**Texte choisi**:
........

07:01Et ça, je pense qu'il y a un sujet.
07:04Je pense précisément que c'est plutôt deux réalités qui s'affrontent.
07:07Parce que j'ai entendu un discours de Donald Trump,
07:12une petite déclaration qui a été relayée par Elon Musk,
07:15et il disait que moi, je suis le bon sens,
07:19c'est-à-dire que je crois qu'il y a des hommes et des femmes,
07:23il posait justement un certain nombre de postulats,
07:28que peut poser Gordia Meloni,
07:31que posent tous les populistes en Europe,
07:34et qui s'opposent au constructivisme, je ne sais pas comment appeler ça,
07:37mais à une reconstruction des réalités qui est propre au wokisme.
07:42Et cette reconstruction des réalités, elle est présente quand même.
07:47Vous ne pouvez pas, moi je veux bien qu'on dise que Trump est dans une réalité parallèle,
07:50mais pardon quand on nous explique du côté wokiste
07:54qu'il n'y a pas que les femmes qui ont leurs règles,
07:56et si vous prétendez qu'il n'y a que les femmes qui ont leurs règles,
07:58vous êtes un dangereux fasciste,
08:00c'est quand même une drôle de réalité parallèle également.
08:03Donc je crois qu'aujourd'hui, il y a une ligne de fracture très très forte,
08:05qui n'existait pas avant,
08:07parce qu'entre républicains et démocrates,
08:09il n'y avait pas une ligne de fracture de ce genre-là,
08:11et elle est sur deux conceptions du monde qui s'opposent.
08:17Oui, ça c'est évident.

........

**Extraits de données**:
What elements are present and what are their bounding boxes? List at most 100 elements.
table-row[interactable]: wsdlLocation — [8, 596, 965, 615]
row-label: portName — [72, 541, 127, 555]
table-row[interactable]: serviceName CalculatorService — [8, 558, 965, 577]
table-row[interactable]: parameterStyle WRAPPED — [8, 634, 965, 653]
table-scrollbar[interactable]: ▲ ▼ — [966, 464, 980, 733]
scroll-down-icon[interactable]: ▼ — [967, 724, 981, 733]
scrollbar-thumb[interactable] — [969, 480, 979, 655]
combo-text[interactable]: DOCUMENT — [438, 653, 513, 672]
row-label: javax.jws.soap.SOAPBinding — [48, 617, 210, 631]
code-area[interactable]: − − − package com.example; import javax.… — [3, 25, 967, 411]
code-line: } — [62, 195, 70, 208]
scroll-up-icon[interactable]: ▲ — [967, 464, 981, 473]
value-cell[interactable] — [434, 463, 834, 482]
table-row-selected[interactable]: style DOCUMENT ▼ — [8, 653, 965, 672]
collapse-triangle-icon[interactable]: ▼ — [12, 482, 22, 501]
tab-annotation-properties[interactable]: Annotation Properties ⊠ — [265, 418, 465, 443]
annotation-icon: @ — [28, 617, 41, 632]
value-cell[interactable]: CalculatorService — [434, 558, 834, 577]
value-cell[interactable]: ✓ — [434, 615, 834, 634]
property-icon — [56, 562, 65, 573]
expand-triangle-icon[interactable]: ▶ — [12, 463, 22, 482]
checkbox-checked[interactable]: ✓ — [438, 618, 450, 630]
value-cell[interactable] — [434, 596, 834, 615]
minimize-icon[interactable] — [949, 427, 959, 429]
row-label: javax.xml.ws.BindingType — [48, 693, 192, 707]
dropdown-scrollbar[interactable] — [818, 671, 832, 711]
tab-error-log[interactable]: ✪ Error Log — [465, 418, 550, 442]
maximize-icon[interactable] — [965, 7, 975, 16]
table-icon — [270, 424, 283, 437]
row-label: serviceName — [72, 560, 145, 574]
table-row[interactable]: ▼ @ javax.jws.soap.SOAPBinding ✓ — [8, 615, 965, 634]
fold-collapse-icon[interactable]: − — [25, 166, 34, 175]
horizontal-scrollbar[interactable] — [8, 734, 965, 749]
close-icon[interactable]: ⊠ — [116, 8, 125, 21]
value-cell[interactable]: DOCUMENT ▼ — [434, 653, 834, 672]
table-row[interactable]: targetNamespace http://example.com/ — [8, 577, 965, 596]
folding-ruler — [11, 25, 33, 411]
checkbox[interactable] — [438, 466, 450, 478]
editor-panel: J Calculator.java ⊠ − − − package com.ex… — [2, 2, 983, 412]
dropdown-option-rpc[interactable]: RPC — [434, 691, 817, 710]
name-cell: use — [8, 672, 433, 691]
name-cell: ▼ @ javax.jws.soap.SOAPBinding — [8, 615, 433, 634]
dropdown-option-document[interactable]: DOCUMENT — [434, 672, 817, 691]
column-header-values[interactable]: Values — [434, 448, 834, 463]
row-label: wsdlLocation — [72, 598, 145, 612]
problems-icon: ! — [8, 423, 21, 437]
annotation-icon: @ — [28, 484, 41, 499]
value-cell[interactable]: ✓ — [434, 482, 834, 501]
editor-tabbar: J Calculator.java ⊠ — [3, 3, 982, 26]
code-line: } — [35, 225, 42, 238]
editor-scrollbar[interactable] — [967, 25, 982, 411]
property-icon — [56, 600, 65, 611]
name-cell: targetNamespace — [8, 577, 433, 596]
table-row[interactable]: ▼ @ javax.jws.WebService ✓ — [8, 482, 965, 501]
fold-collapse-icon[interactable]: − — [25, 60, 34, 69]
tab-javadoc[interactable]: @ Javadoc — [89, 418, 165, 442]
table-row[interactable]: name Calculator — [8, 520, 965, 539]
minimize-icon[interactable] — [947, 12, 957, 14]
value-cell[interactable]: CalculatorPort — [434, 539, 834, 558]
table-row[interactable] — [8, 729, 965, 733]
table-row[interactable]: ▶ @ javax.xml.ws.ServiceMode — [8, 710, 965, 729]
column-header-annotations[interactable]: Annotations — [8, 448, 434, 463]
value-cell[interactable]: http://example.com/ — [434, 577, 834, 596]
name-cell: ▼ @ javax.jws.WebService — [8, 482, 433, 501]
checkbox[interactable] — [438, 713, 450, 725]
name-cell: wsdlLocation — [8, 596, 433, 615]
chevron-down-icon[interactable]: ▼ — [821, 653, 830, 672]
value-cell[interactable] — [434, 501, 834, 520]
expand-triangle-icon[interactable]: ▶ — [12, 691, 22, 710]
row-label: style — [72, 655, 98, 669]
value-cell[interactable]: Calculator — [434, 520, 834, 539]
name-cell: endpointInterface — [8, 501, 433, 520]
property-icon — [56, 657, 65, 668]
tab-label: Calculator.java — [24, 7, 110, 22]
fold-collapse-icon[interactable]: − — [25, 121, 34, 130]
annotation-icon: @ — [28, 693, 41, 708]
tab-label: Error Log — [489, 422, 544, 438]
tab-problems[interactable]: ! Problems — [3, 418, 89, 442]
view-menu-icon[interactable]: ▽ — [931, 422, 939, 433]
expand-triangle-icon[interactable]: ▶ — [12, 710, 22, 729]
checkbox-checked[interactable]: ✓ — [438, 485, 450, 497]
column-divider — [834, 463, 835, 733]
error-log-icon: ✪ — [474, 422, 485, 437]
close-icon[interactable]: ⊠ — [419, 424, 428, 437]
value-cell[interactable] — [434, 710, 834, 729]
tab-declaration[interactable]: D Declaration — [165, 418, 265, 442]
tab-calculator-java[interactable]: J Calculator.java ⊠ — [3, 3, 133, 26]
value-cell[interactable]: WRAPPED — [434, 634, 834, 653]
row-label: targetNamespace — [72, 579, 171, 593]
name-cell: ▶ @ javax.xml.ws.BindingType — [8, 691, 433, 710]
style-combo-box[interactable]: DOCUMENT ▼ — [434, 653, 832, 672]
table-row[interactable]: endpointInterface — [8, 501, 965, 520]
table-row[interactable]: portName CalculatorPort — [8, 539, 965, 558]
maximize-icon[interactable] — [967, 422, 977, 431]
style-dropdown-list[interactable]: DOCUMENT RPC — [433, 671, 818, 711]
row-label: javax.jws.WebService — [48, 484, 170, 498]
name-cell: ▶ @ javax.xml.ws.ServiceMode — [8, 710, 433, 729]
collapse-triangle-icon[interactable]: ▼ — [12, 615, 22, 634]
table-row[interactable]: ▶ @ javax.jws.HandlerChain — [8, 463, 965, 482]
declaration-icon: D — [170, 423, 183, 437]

........

**Consignes de l'exercice**:
[a] D'après la transcription sur Trump et le wokisme, qui a relayé la petite déclaration de Donald Trump ?
[b] Recopiez la transcription sur Trump et le wokisme à partir des mots « 07:42Et cette reconstruction » et arrêtez-vous après « ça c'est évident. ».
[c] Prolongez la transcription sur Trump et le wokisme au-delà de sa dernière phrase.

**Réponses aux items**:
[a] Elon Musk a relayé cette déclaration.

[b]
07:42Et cette reconstruction des réalités, elle est présente quand même.
07:47Vous ne pouvez pas, moi je veux bien qu'on dise que Trump est dans une réalité parallèle,
07:50mais pardon quand on nous explique du côté wokiste
07:54qu'il n'y a pas que les femmes qui ont leurs règles,
07:56et si vous prétendez qu'il n'y a que les femmes qui ont leurs règles,
07:58vous êtes un dangereux fasciste,
08:00c'est quand même une drôle de réalité parallèle également.
08:03Donc je crois qu'aujourd'hui, il y a une ligne de fracture très très forte,
08:05qui n'existait pas avant,
08:07parce qu'entre républicains et démocrates,
08:09il n'y avait pas une ligne de fracture de ce genre-là,
08:11et elle est sur deux conceptions du monde qui s'opposent.
08:17Oui, ça c'est évident.

[c]
08:18Là où j'aurais quand même un désaccord,
08:20c'est que ce que vous dites, c'est le clivage à mon avis idéologique central
08:24entre les progressistes et les conservateurs,
08:27ou les réactionnaires, ou les wokers,
08:29on fait ça comme on veut, peu importe,
08:30mais c'est ce clivage idéologique.
08:31En revanche, il me semble que chez Trump, il y a vraiment une autre dimension.
08:34Un de ses premiers engagements politiques,
08:38important en son nom,
08:39parce qu'avant il soutenait le parti démocrate,
08:41c'est quand il avait dit que Barack Obama
08:44n'était pas le président légitime des États-Unis,
08:47parce qu'il n'était pas né aux États-Unis,
08:49ce qui était absolument faux,
08:50qu'en tant que musulman, il était né dans un autre pays, etc.
08:55Il avait commencé à raconter n'importe quoi sur Barack Obama.
08:57Barack Obama s'était d'ailleurs moqué de lui
08:59au dîner des représentants de la Maison Blanche,
09:01et c'est là, selon la légende, qu'il avait voulu devenir président.
09:03La légende est sans doute vraie sur ce point.
09:05Il y a quand même quelque chose chez Donald Trump
09:07qui relève d'une telle agressivité.
09:09Comment il s'est imposé dans la vie politique des républicains ?
09:11Comment il a réussi à phagocyter ce parti ?
09:13C'est précisément quand il y avait eu les primaires,
09:15en décidant d'avoir cette stratégie
09:17consistant à insulter ses adversaires sur leur physique,
09:20sur leur tenue vestimentaire, sur leur vie privée,
09:23se moquer du handicap de tel ou tel journaliste qu'il interviewait,
09:26dire que les femmes ne pensaient pas.
09:28C'est quand même ça, Donald Trump.
09:30Donald Trump, c'est quelqu'un qui, le 11 septembre,
09:32quand il est interviewé par une chaîne de télé américaine,
09:34en direct, il dit
09:36« À partir d'aujourd'hui, c'est moi qui ai la plus grande tour aux États-Unis. »
09:39C'est sa déclaration.
09:41Les tours jumelles étaient en train de s'effondrer.
09:43Il y avait 3 000 Américains qui étaient en train de mourir.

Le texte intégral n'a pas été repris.